**Aim of the exercise:** Go through the entries below and retype them exactly, omitting each picture.

**Dataset records:**

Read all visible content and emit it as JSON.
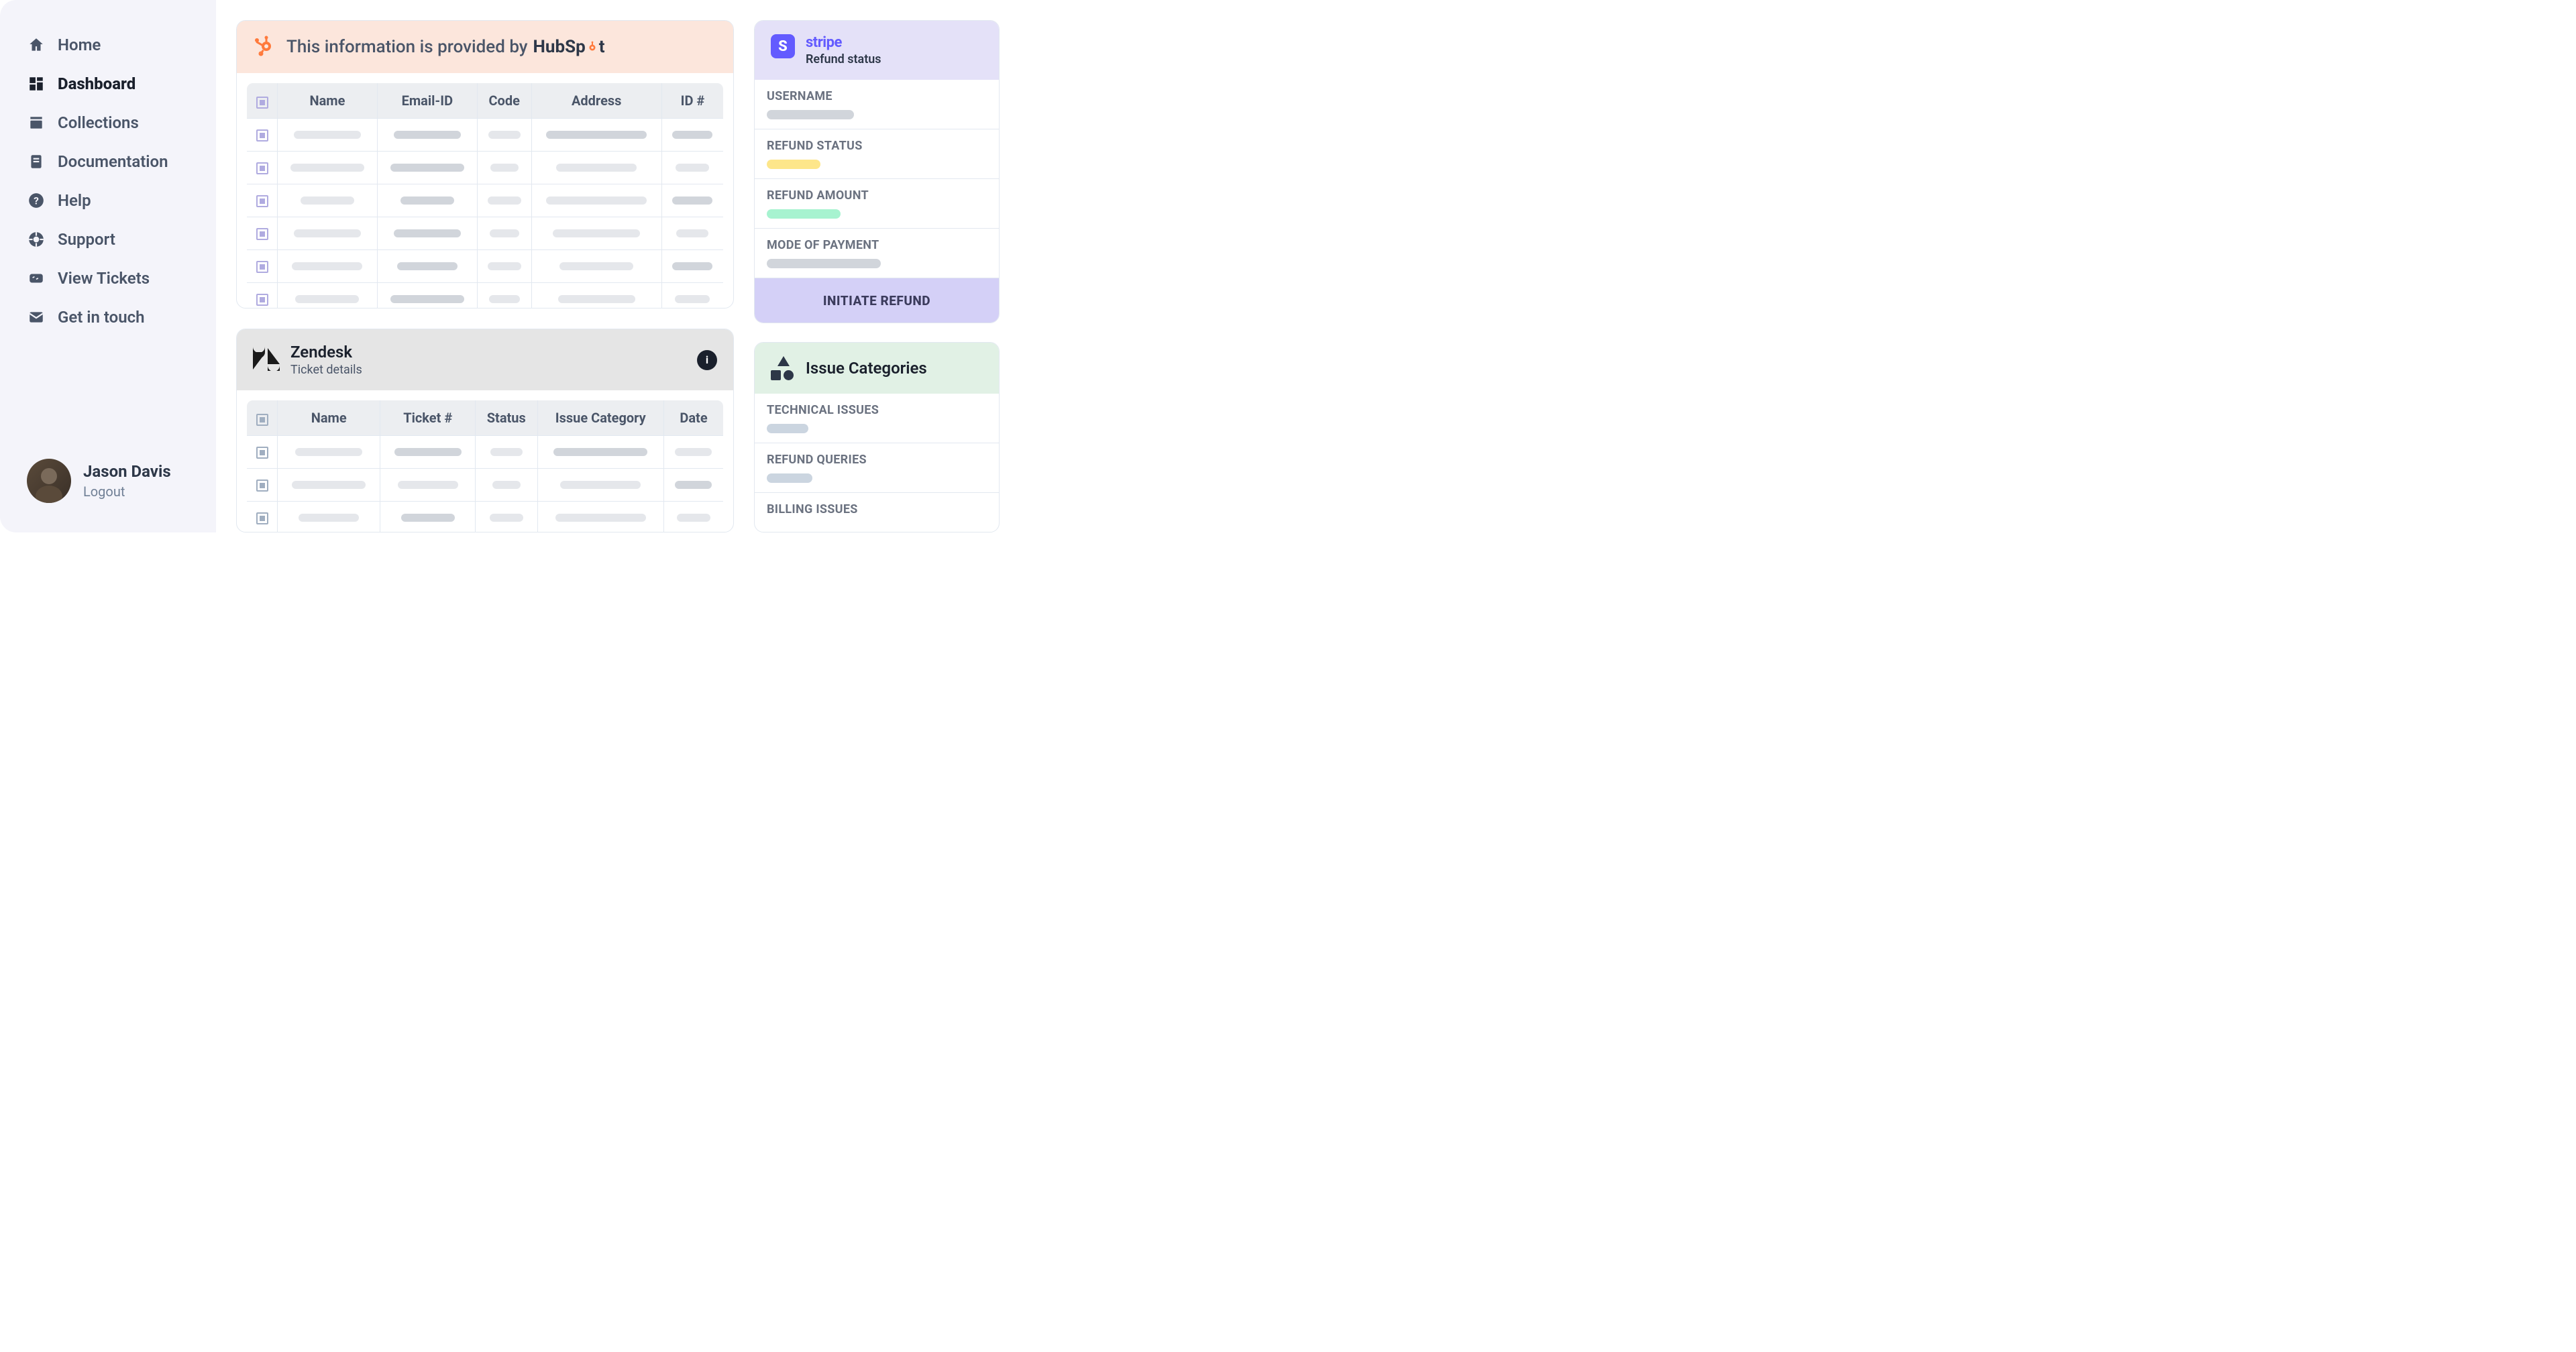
{
  "sidebar": {
    "items": [
      {
        "label": "Home",
        "icon": "home-icon"
      },
      {
        "label": "Dashboard",
        "icon": "dashboard-icon",
        "active": true
      },
      {
        "label": "Collections",
        "icon": "collections-icon"
      },
      {
        "label": "Documentation",
        "icon": "documentation-icon"
      },
      {
        "label": "Help",
        "icon": "help-icon"
      },
      {
        "label": "Support",
        "icon": "support-icon"
      },
      {
        "label": "View Tickets",
        "icon": "tickets-icon"
      },
      {
        "label": "Get in touch",
        "icon": "mail-icon"
      }
    ],
    "user": {
      "name": "Jason Davis",
      "logout_label": "Logout"
    }
  },
  "hubspot_card": {
    "title_prefix": "This information is provided by",
    "brand": "HubSpot",
    "columns": [
      "Name",
      "Email-ID",
      "Code",
      "Address",
      "ID #"
    ],
    "row_count": 6
  },
  "zendesk_card": {
    "brand": "Zendesk",
    "subtitle": "Ticket details",
    "columns": [
      "Name",
      "Ticket #",
      "Status",
      "Issue Category",
      "Date"
    ],
    "row_count": 3
  },
  "stripe_card": {
    "brand": "stripe",
    "subtitle": "Refund status",
    "fields": [
      {
        "label": "USERNAME",
        "bar": "default"
      },
      {
        "label": "REFUND STATUS",
        "bar": "yellow"
      },
      {
        "label": "REFUND AMOUNT",
        "bar": "green"
      },
      {
        "label": "MODE OF PAYMENT",
        "bar": "wide"
      }
    ],
    "cta": "INITIATE REFUND"
  },
  "issues_card": {
    "title": "Issue Categories",
    "fields": [
      {
        "label": "TECHNICAL ISSUES"
      },
      {
        "label": "REFUND QUERIES"
      },
      {
        "label": "BILLING ISSUES"
      }
    ]
  }
}
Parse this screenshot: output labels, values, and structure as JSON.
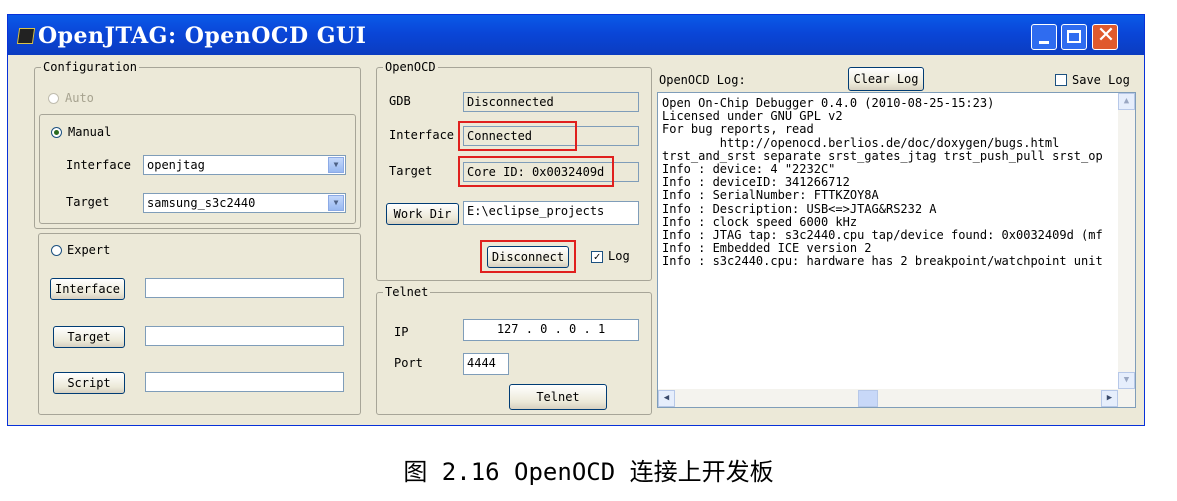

**Written reply:**
Read all visible content and emit it as JSON.
{
  "sidebar": {
    "items": [
      {
        "label": "Home",
        "icon": "home-icon"
      },
      {
        "label": "Dashboard",
        "icon": "dashboard-icon",
        "active": true
      },
      {
        "label": "Collections",
        "icon": "collections-icon"
      },
      {
        "label": "Documentation",
        "icon": "documentation-icon"
      },
      {
        "label": "Help",
        "icon": "help-icon"
      },
      {
        "label": "Support",
        "icon": "support-icon"
      },
      {
        "label": "View Tickets",
        "icon": "tickets-icon"
      },
      {
        "label": "Get in touch",
        "icon": "mail-icon"
      }
    ],
    "user": {
      "name": "Jason Davis",
      "logout_label": "Logout"
    }
  },
  "hubspot_card": {
    "title_prefix": "This information is provided by",
    "brand": "HubSpot",
    "columns": [
      "Name",
      "Email-ID",
      "Code",
      "Address",
      "ID #"
    ],
    "row_count": 6
  },
  "zendesk_card": {
    "brand": "Zendesk",
    "subtitle": "Ticket details",
    "columns": [
      "Name",
      "Ticket #",
      "Status",
      "Issue Category",
      "Date"
    ],
    "row_count": 3
  },
  "stripe_card": {
    "brand": "stripe",
    "subtitle": "Refund status",
    "fields": [
      {
        "label": "USERNAME",
        "bar": "default"
      },
      {
        "label": "REFUND STATUS",
        "bar": "yellow"
      },
      {
        "label": "REFUND AMOUNT",
        "bar": "green"
      },
      {
        "label": "MODE OF PAYMENT",
        "bar": "wide"
      }
    ],
    "cta": "INITIATE REFUND"
  },
  "issues_card": {
    "title": "Issue Categories",
    "fields": [
      {
        "label": "TECHNICAL ISSUES"
      },
      {
        "label": "REFUND QUERIES"
      },
      {
        "label": "BILLING ISSUES"
      }
    ]
  }
}
Parse this screenshot: output labels, values, and structure as JSON.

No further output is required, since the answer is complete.